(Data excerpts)
╔══

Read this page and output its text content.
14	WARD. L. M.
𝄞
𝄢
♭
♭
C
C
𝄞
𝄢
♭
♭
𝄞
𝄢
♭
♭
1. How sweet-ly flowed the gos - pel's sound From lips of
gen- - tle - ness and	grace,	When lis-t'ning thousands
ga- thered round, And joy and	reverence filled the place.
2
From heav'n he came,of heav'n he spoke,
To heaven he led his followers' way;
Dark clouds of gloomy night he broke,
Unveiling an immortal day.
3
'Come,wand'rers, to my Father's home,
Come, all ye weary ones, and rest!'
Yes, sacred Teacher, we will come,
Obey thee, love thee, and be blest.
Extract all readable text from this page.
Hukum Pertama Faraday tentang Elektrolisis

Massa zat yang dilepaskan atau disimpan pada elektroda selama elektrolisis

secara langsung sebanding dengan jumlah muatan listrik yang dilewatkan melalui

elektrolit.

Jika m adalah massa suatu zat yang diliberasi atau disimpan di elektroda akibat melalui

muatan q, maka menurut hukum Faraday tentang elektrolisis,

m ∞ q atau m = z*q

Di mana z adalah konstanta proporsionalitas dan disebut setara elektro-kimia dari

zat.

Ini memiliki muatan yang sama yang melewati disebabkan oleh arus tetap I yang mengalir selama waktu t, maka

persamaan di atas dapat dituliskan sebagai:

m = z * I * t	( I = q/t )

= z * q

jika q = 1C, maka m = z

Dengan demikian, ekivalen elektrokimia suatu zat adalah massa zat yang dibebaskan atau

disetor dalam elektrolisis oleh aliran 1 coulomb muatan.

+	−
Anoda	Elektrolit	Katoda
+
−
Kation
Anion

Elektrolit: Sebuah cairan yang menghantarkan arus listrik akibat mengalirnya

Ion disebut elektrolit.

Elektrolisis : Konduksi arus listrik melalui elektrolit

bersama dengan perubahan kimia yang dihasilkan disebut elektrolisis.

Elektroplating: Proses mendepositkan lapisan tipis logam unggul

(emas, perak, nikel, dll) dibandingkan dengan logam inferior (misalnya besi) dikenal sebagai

╚══

Task instructions »
Scan the data above; copy every line where "sebagai" appears.

Final answer »
persamaan di atas dapat dituliskan sebagai:
(emas, perak, nikel, dll) dibandingkan dengan logam inferior (misalnya besi) dikenal sebagai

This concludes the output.